▽

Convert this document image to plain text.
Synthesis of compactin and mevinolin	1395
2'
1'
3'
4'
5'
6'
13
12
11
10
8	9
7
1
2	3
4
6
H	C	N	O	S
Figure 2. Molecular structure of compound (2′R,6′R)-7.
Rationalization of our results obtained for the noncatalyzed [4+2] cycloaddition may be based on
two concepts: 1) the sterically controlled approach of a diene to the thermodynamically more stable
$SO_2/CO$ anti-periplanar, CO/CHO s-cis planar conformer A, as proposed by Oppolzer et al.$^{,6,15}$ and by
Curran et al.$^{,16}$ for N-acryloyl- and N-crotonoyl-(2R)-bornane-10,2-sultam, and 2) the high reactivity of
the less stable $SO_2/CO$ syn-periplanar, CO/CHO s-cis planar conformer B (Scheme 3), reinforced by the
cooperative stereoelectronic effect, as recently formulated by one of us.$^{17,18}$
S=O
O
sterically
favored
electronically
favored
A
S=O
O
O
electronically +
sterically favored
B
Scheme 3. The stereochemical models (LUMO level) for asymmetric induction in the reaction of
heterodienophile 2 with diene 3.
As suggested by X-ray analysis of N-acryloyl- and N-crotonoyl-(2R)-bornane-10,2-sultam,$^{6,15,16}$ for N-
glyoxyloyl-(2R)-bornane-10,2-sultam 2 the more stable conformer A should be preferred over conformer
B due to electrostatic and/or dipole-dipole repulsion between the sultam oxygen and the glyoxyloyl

△

- _Directive_
Give only the count of lines in the data that include the string "planar".

- _Response for this exercise_
2